§ WHAT IS BEING ASKED
Below are some entries. Return exactly the lines from the one with "Read all visible content and emit it as JSON." through the final line, leaving out any pictures.

* Begin RAW RECORDS *

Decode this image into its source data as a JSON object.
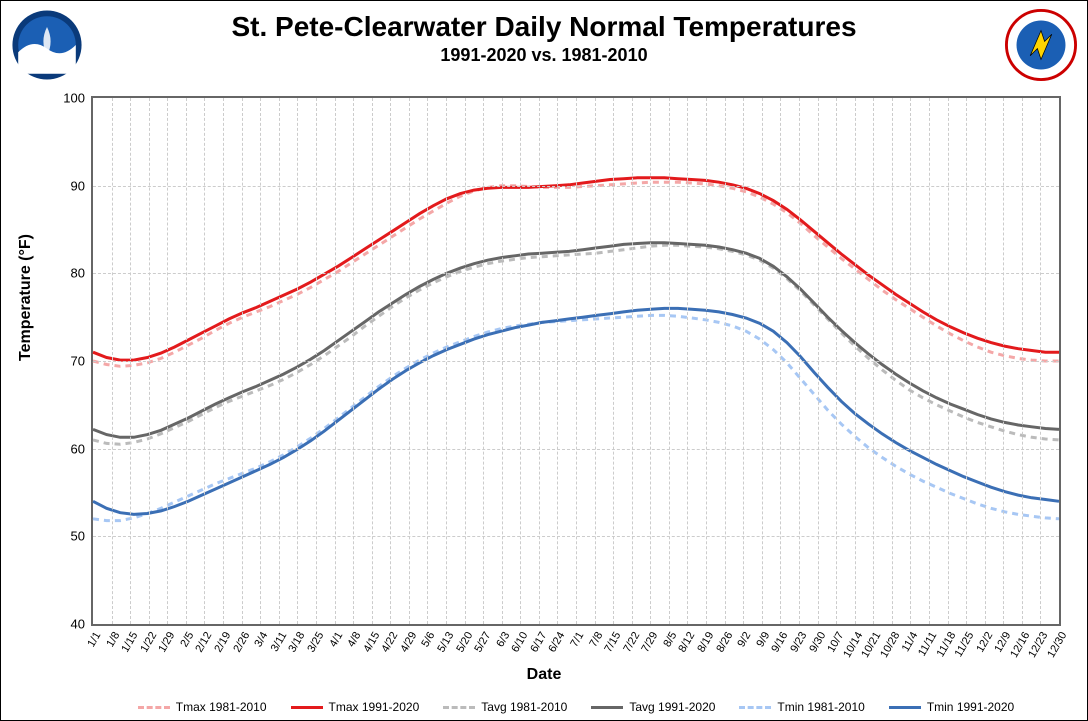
{
  "title": "St. Pete-Clearwater Daily Normal Temperatures",
  "subtitle": "1991-2020 vs. 1981-2010",
  "y_axis_label": "Temperature (°F)",
  "x_axis_label": "Date",
  "chart": {
    "type": "line",
    "background_color": "#ffffff",
    "grid_color": "#cccccc",
    "border_color": "#666666",
    "ylim": [
      40,
      100
    ],
    "ytick_step": 10,
    "yticks": [
      40,
      50,
      60,
      70,
      80,
      90,
      100
    ],
    "xticks": [
      "1/1",
      "1/8",
      "1/15",
      "1/22",
      "1/29",
      "2/5",
      "2/12",
      "2/19",
      "2/26",
      "3/4",
      "3/11",
      "3/18",
      "3/25",
      "4/1",
      "4/8",
      "4/15",
      "4/22",
      "4/29",
      "5/6",
      "5/13",
      "5/20",
      "5/27",
      "6/3",
      "6/10",
      "6/17",
      "6/24",
      "7/1",
      "7/8",
      "7/15",
      "7/22",
      "7/29",
      "8/5",
      "8/12",
      "8/19",
      "8/26",
      "9/2",
      "9/9",
      "9/16",
      "9/23",
      "9/30",
      "10/7",
      "10/14",
      "10/21",
      "10/28",
      "11/4",
      "11/11",
      "11/18",
      "11/25",
      "12/2",
      "12/9",
      "12/16",
      "12/23",
      "12/30"
    ],
    "title_fontsize": 28,
    "subtitle_fontsize": 18,
    "label_fontsize": 16,
    "tick_fontsize": 12,
    "legend_fontsize": 12,
    "line_width_solid": 3,
    "line_width_dashed": 3,
    "series": [
      {
        "name": "Tmax 1981-2010",
        "color": "#f4a7a7",
        "dash": "6,5",
        "values": [
          70.0,
          69.6,
          69.4,
          69.5,
          69.8,
          70.3,
          71.0,
          71.8,
          72.6,
          73.5,
          74.3,
          75.0,
          75.6,
          76.2,
          76.9,
          77.6,
          78.4,
          79.3,
          80.2,
          81.2,
          82.2,
          83.2,
          84.2,
          85.2,
          86.2,
          87.1,
          88.0,
          88.8,
          89.4,
          89.8,
          90.0,
          90.0,
          89.9,
          89.8,
          89.8,
          89.8,
          89.9,
          90.0,
          90.1,
          90.2,
          90.3,
          90.4,
          90.4,
          90.4,
          90.3,
          90.2,
          90.0,
          89.7,
          89.3,
          88.7,
          87.9,
          86.9,
          85.7,
          84.3,
          83.0,
          81.7,
          80.5,
          79.3,
          78.1,
          77.0,
          76.0,
          75.0,
          74.0,
          73.1,
          72.3,
          71.6,
          71.0,
          70.6,
          70.3,
          70.1,
          70.0,
          70.0
        ]
      },
      {
        "name": "Tmax 1991-2020",
        "color": "#e31a1c",
        "dash": null,
        "values": [
          71.0,
          70.4,
          70.1,
          70.1,
          70.4,
          70.9,
          71.6,
          72.4,
          73.2,
          74.0,
          74.8,
          75.5,
          76.1,
          76.8,
          77.5,
          78.2,
          79.0,
          79.9,
          80.8,
          81.8,
          82.8,
          83.8,
          84.8,
          85.8,
          86.8,
          87.7,
          88.5,
          89.1,
          89.5,
          89.7,
          89.8,
          89.8,
          89.8,
          89.9,
          90.0,
          90.1,
          90.3,
          90.5,
          90.7,
          90.8,
          90.9,
          90.9,
          90.9,
          90.8,
          90.7,
          90.6,
          90.4,
          90.1,
          89.7,
          89.1,
          88.3,
          87.3,
          86.1,
          84.8,
          83.5,
          82.2,
          81.0,
          79.8,
          78.7,
          77.6,
          76.6,
          75.6,
          74.7,
          73.9,
          73.2,
          72.6,
          72.1,
          71.7,
          71.4,
          71.2,
          71.0,
          71.0
        ]
      },
      {
        "name": "Tavg 1981-2010",
        "color": "#bbbbbb",
        "dash": "6,5",
        "values": [
          61.0,
          60.6,
          60.5,
          60.7,
          61.1,
          61.7,
          62.4,
          63.1,
          63.9,
          64.7,
          65.4,
          66.0,
          66.6,
          67.2,
          67.9,
          68.7,
          69.6,
          70.6,
          71.7,
          72.8,
          74.0,
          75.1,
          76.2,
          77.2,
          78.1,
          78.9,
          79.6,
          80.2,
          80.7,
          81.1,
          81.4,
          81.6,
          81.8,
          81.9,
          82.0,
          82.1,
          82.2,
          82.3,
          82.5,
          82.7,
          82.9,
          83.1,
          83.2,
          83.2,
          83.1,
          83.0,
          82.8,
          82.5,
          82.1,
          81.5,
          80.6,
          79.4,
          78.0,
          76.4,
          74.8,
          73.2,
          71.7,
          70.3,
          69.0,
          67.8,
          66.7,
          65.8,
          65.0,
          64.3,
          63.6,
          63.0,
          62.5,
          62.0,
          61.6,
          61.3,
          61.1,
          61.0
        ]
      },
      {
        "name": "Tavg 1991-2020",
        "color": "#666666",
        "dash": null,
        "values": [
          62.2,
          61.6,
          61.3,
          61.3,
          61.6,
          62.1,
          62.8,
          63.5,
          64.3,
          65.1,
          65.8,
          66.5,
          67.1,
          67.8,
          68.5,
          69.3,
          70.2,
          71.2,
          72.3,
          73.4,
          74.5,
          75.6,
          76.6,
          77.6,
          78.5,
          79.3,
          80.0,
          80.6,
          81.1,
          81.5,
          81.8,
          82.0,
          82.2,
          82.3,
          82.4,
          82.5,
          82.7,
          82.9,
          83.1,
          83.3,
          83.4,
          83.5,
          83.5,
          83.4,
          83.3,
          83.2,
          83.0,
          82.7,
          82.3,
          81.7,
          80.8,
          79.6,
          78.2,
          76.6,
          75.0,
          73.5,
          72.1,
          70.8,
          69.6,
          68.5,
          67.5,
          66.6,
          65.8,
          65.1,
          64.5,
          63.9,
          63.4,
          63.0,
          62.7,
          62.5,
          62.3,
          62.2
        ]
      },
      {
        "name": "Tmin 1981-2010",
        "color": "#a7c7f4",
        "dash": "6,5",
        "values": [
          52.0,
          51.8,
          51.8,
          52.1,
          52.6,
          53.2,
          53.9,
          54.6,
          55.3,
          56.0,
          56.6,
          57.2,
          57.8,
          58.5,
          59.3,
          60.2,
          61.2,
          62.3,
          63.5,
          64.7,
          65.9,
          67.1,
          68.2,
          69.2,
          70.1,
          70.9,
          71.6,
          72.2,
          72.8,
          73.3,
          73.7,
          74.0,
          74.2,
          74.4,
          74.5,
          74.6,
          74.7,
          74.8,
          74.9,
          75.0,
          75.1,
          75.2,
          75.2,
          75.1,
          74.9,
          74.7,
          74.4,
          74.0,
          73.4,
          72.5,
          71.3,
          69.8,
          68.0,
          66.2,
          64.4,
          62.8,
          61.4,
          60.1,
          59.0,
          58.0,
          57.1,
          56.3,
          55.6,
          54.9,
          54.3,
          53.7,
          53.2,
          52.8,
          52.5,
          52.3,
          52.1,
          52.0
        ]
      },
      {
        "name": "Tmin 1991-2020",
        "color": "#3b6fb5",
        "dash": null,
        "values": [
          54.0,
          53.2,
          52.7,
          52.5,
          52.6,
          52.9,
          53.4,
          54.0,
          54.7,
          55.4,
          56.1,
          56.8,
          57.5,
          58.2,
          59.0,
          59.9,
          60.9,
          62.0,
          63.2,
          64.4,
          65.6,
          66.8,
          67.9,
          68.9,
          69.8,
          70.6,
          71.3,
          71.9,
          72.5,
          73.0,
          73.4,
          73.8,
          74.1,
          74.4,
          74.6,
          74.8,
          75.0,
          75.2,
          75.4,
          75.6,
          75.8,
          75.9,
          76.0,
          76.0,
          75.9,
          75.8,
          75.6,
          75.3,
          74.9,
          74.3,
          73.4,
          72.1,
          70.5,
          68.7,
          67.0,
          65.4,
          64.0,
          62.8,
          61.7,
          60.7,
          59.8,
          59.0,
          58.2,
          57.5,
          56.8,
          56.2,
          55.6,
          55.1,
          54.7,
          54.4,
          54.2,
          54.0
        ]
      }
    ]
  },
  "legend": [
    {
      "label": "Tmax 1981-2010",
      "color": "#f4a7a7",
      "dashed": true
    },
    {
      "label": "Tmax 1991-2020",
      "color": "#e31a1c",
      "dashed": false
    },
    {
      "label": "Tavg 1981-2010",
      "color": "#bbbbbb",
      "dashed": true
    },
    {
      "label": "Tavg 1991-2020",
      "color": "#666666",
      "dashed": false
    },
    {
      "label": "Tmin 1981-2010",
      "color": "#a7c7f4",
      "dashed": true
    },
    {
      "label": "Tmin 1991-2020",
      "color": "#3b6fb5",
      "dashed": false
    }
  ],
  "logos": {
    "left": "noaa-logo",
    "right": "nws-logo"
  }
}
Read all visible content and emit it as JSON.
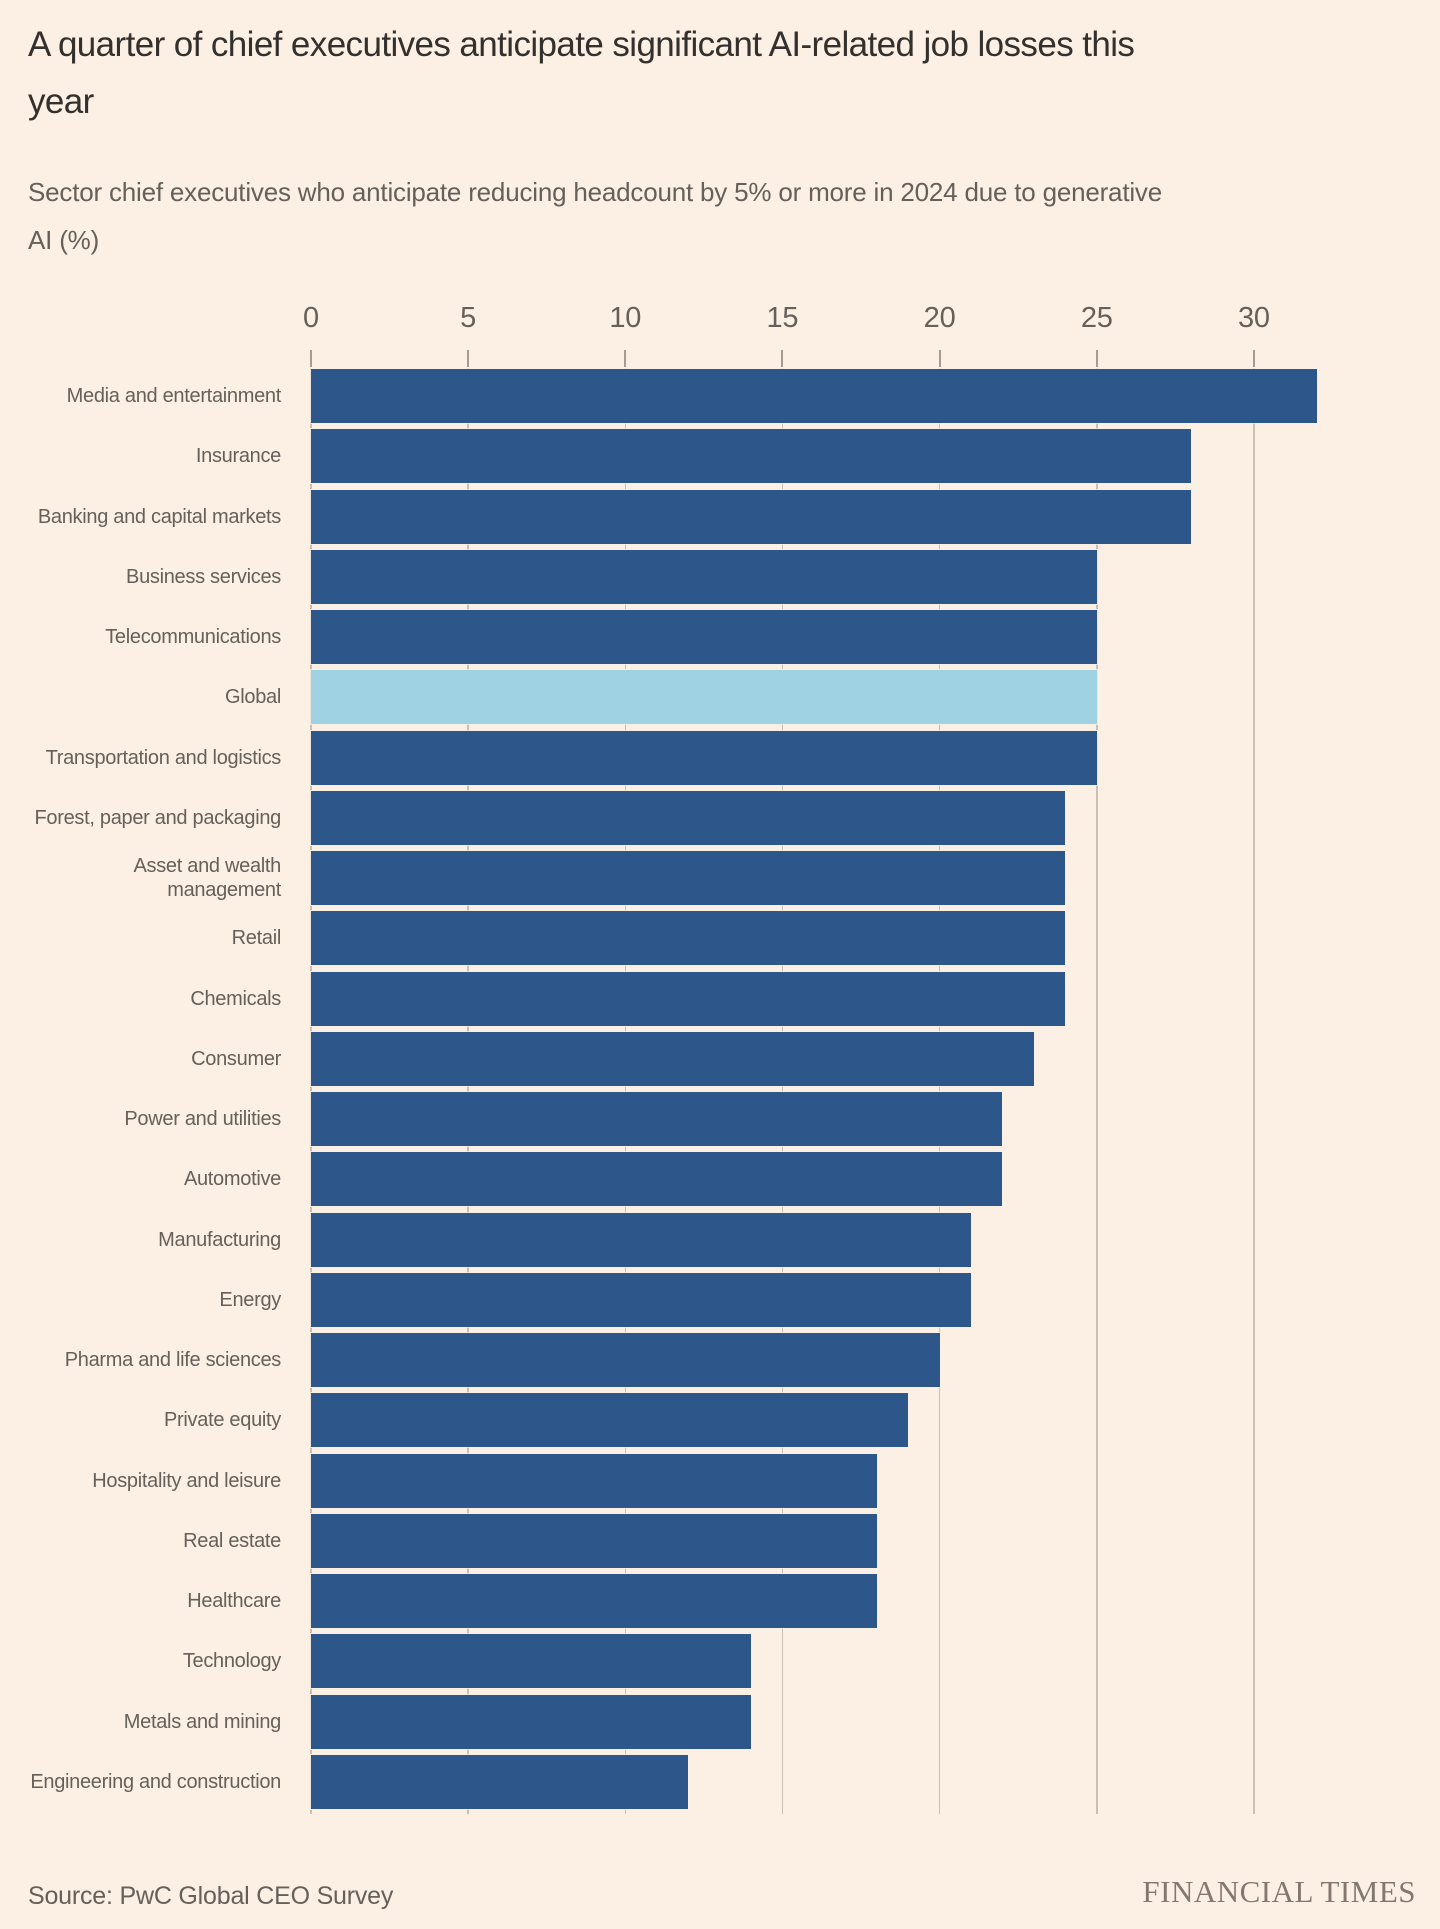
{
  "header": {
    "title": "A quarter of chief executives anticipate significant AI-related job losses this\nyear",
    "subtitle": "Sector chief executives who anticipate reducing headcount by 5% or more in 2024 due to generative\nAI (%)"
  },
  "footer": {
    "source": "Source: PwC Global CEO Survey",
    "brand": "FINANCIAL TIMES"
  },
  "colors": {
    "background": "#FBF0E3",
    "bar": "#2D568B",
    "bar_highlight": "#9FD2E3",
    "gridline": "#C9BFB3",
    "tick": "#A59C91",
    "title_text": "#33302E",
    "body_text": "#66605B",
    "brand_text": "#82786F"
  },
  "chart_data": {
    "type": "bar",
    "orientation": "horizontal",
    "title": "A quarter of chief executives anticipate significant AI-related job losses this year",
    "subtitle": "Sector chief executives who anticipate reducing headcount by 5% or more in 2024 due to generative AI (%)",
    "xlabel": "",
    "ylabel": "",
    "unit": "%",
    "axis": {
      "position": "top",
      "min": 0,
      "tick_max": 30,
      "tick_step": 5,
      "ticks": [
        0,
        5,
        10,
        15,
        20,
        25,
        30
      ],
      "grid": true
    },
    "highlight": {
      "category": "Global",
      "color": "#9FD2E3"
    },
    "categories": [
      "Media and entertainment",
      "Insurance",
      "Banking and capital markets",
      "Business services",
      "Telecommunications",
      "Global",
      "Transportation and logistics",
      "Forest, paper and packaging",
      "Asset and wealth\nmanagement",
      "Retail",
      "Chemicals",
      "Consumer",
      "Power and utilities",
      "Automotive",
      "Manufacturing",
      "Energy",
      "Pharma and life sciences",
      "Private equity",
      "Hospitality and leisure",
      "Real estate",
      "Healthcare",
      "Technology",
      "Metals and mining",
      "Engineering and construction"
    ],
    "values": [
      32,
      28,
      28,
      25,
      25,
      25,
      25,
      24,
      24,
      24,
      24,
      23,
      22,
      22,
      21,
      21,
      20,
      19,
      18,
      18,
      18,
      14,
      14,
      12
    ]
  }
}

* End RAW RECORDS *

§ WRITTEN REPLY
Read all visible content and emit it as JSON.
{
  "header": {
    "title": "A quarter of chief executives anticipate significant AI-related job losses this\nyear",
    "subtitle": "Sector chief executives who anticipate reducing headcount by 5% or more in 2024 due to generative\nAI (%)"
  },
  "footer": {
    "source": "Source: PwC Global CEO Survey",
    "brand": "FINANCIAL TIMES"
  },
  "colors": {
    "background": "#FBF0E3",
    "bar": "#2D568B",
    "bar_highlight": "#9FD2E3",
    "gridline": "#C9BFB3",
    "tick": "#A59C91",
    "title_text": "#33302E",
    "body_text": "#66605B",
    "brand_text": "#82786F"
  },
  "chart_data": {
    "type": "bar",
    "orientation": "horizontal",
    "title": "A quarter of chief executives anticipate significant AI-related job losses this year",
    "subtitle": "Sector chief executives who anticipate reducing headcount by 5% or more in 2024 due to generative AI (%)",
    "xlabel": "",
    "ylabel": "",
    "unit": "%",
    "axis": {
      "position": "top",
      "min": 0,
      "tick_max": 30,
      "tick_step": 5,
      "ticks": [
        0,
        5,
        10,
        15,
        20,
        25,
        30
      ],
      "grid": true
    },
    "highlight": {
      "category": "Global",
      "color": "#9FD2E3"
    },
    "categories": [
      "Media and entertainment",
      "Insurance",
      "Banking and capital markets",
      "Business services",
      "Telecommunications",
      "Global",
      "Transportation and logistics",
      "Forest, paper and packaging",
      "Asset and wealth\nmanagement",
      "Retail",
      "Chemicals",
      "Consumer",
      "Power and utilities",
      "Automotive",
      "Manufacturing",
      "Energy",
      "Pharma and life sciences",
      "Private equity",
      "Hospitality and leisure",
      "Real estate",
      "Healthcare",
      "Technology",
      "Metals and mining",
      "Engineering and construction"
    ],
    "values": [
      32,
      28,
      28,
      25,
      25,
      25,
      25,
      24,
      24,
      24,
      24,
      23,
      22,
      22,
      21,
      21,
      20,
      19,
      18,
      18,
      18,
      14,
      14,
      12
    ]
  }
}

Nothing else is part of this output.